-- BEGIN --
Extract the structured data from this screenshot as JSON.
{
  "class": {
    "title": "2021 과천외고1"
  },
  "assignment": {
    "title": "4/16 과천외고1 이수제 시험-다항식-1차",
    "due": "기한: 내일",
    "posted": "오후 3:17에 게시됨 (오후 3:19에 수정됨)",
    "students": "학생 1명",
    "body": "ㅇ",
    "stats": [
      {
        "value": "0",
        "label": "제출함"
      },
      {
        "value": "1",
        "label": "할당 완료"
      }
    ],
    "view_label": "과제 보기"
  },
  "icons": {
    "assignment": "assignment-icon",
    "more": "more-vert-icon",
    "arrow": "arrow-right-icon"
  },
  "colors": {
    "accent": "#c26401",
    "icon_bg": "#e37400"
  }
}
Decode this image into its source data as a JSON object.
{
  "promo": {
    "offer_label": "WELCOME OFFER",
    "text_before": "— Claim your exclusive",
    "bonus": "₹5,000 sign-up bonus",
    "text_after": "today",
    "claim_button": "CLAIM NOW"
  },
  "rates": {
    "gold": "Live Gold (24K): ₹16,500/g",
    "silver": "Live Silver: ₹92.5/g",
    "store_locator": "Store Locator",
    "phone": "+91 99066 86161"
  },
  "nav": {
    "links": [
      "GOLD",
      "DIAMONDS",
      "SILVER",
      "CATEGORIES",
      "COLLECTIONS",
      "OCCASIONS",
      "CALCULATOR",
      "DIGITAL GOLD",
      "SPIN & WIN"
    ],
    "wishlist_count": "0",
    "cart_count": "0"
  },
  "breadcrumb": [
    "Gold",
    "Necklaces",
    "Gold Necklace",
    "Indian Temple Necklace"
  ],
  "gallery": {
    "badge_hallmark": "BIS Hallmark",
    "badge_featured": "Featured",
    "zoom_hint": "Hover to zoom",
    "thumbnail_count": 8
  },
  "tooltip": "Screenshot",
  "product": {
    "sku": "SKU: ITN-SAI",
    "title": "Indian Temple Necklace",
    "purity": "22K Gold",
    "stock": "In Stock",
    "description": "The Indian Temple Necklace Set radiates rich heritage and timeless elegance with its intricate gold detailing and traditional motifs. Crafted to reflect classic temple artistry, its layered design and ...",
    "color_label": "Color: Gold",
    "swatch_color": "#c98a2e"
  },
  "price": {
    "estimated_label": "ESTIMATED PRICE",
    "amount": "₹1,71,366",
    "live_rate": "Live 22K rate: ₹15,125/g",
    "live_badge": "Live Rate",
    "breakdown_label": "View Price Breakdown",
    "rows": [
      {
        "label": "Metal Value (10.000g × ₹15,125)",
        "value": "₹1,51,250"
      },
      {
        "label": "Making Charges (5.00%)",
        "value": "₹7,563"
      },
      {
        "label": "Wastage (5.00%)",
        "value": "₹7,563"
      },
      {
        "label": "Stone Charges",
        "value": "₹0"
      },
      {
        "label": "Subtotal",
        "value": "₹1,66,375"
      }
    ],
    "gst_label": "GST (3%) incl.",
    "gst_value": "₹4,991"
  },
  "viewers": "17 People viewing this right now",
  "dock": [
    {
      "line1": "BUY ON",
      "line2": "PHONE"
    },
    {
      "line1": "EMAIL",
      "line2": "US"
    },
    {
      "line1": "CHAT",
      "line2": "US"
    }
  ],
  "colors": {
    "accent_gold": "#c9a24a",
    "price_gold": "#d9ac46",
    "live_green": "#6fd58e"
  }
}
-- END --
The task
Write out every line of the material again, exactly as it reads.

Response
Extract the structured data from this screenshot as JSON.
{
  "class": {
    "title": "2021 과천외고1"
  },
  "assignment": {
    "title": "4/16 과천외고1 이수제 시험-다항식-1차",
    "due": "기한: 내일",
    "posted": "오후 3:17에 게시됨 (오후 3:19에 수정됨)",
    "students": "학생 1명",
    "body": "ㅇ",
    "stats": [
      {
        "value": "0",
        "label": "제출함"
      },
      {
        "value": "1",
        "label": "할당 완료"
      }
    ],
    "view_label": "과제 보기"
  },
  "icons": {
    "assignment": "assignment-icon",
    "more": "more-vert-icon",
    "arrow": "arrow-right-icon"
  },
  "colors": {
    "accent": "#c26401",
    "icon_bg": "#e37400"
  }
}
Decode this image into its source data as a JSON object.
{
  "promo": {
    "offer_label": "WELCOME OFFER",
    "text_before": "— Claim your exclusive",
    "bonus": "₹5,000 sign-up bonus",
    "text_after": "today",
    "claim_button": "CLAIM NOW"
  },
  "rates": {
    "gold": "Live Gold (24K): ₹16,500/g",
    "silver": "Live Silver: ₹92.5/g",
    "store_locator": "Store Locator",
    "phone": "+91 99066 86161"
  },
  "nav": {
    "links": [
      "GOLD",
      "DIAMONDS",
      "SILVER",
      "CATEGORIES",
      "COLLECTIONS",
      "OCCASIONS",
      "CALCULATOR",
      "DIGITAL GOLD",
      "SPIN & WIN"
    ],
    "wishlist_count": "0",
    "cart_count": "0"
  },
  "breadcrumb": [
    "Gold",
    "Necklaces",
    "Gold Necklace",
    "Indian Temple Necklace"
  ],
  "gallery": {
    "badge_hallmark": "BIS Hallmark",
    "badge_featured": "Featured",
    "zoom_hint": "Hover to zoom",
    "thumbnail_count": 8
  },
  "tooltip": "Screenshot",
  "product": {
    "sku": "SKU: ITN-SAI",
    "title": "Indian Temple Necklace",
    "purity": "22K Gold",
    "stock": "In Stock",
    "description": "The Indian Temple Necklace Set radiates rich heritage and timeless elegance with its intricate gold detailing and traditional motifs. Crafted to reflect classic temple artistry, its layered design and ...",
    "color_label": "Color: Gold",
    "swatch_color": "#c98a2e"
  },
  "price": {
    "estimated_label": "ESTIMATED PRICE",
    "amount": "₹1,71,366",
    "live_rate": "Live 22K rate: ₹15,125/g",
    "live_badge": "Live Rate",
    "breakdown_label": "View Price Breakdown",
    "rows": [
      {
        "label": "Metal Value (10.000g × ₹15,125)",
        "value": "₹1,51,250"
      },
      {
        "label": "Making Charges (5.00%)",
        "value": "₹7,563"
      },
      {
        "label": "Wastage (5.00%)",
        "value": "₹7,563"
      },
      {
        "label": "Stone Charges",
        "value": "₹0"
      },
      {
        "label": "Subtotal",
        "value": "₹1,66,375"
      }
    ],
    "gst_label": "GST (3%) incl.",
    "gst_value": "₹4,991"
  },
  "viewers": "17 People viewing this right now",
  "dock": [
    {
      "line1": "BUY ON",
      "line2": "PHONE"
    },
    {
      "line1": "EMAIL",
      "line2": "US"
    },
    {
      "line1": "CHAT",
      "line2": "US"
    }
  ],
  "colors": {
    "accent_gold": "#c9a24a",
    "price_gold": "#d9ac46",
    "live_green": "#6fd58e"
  }
}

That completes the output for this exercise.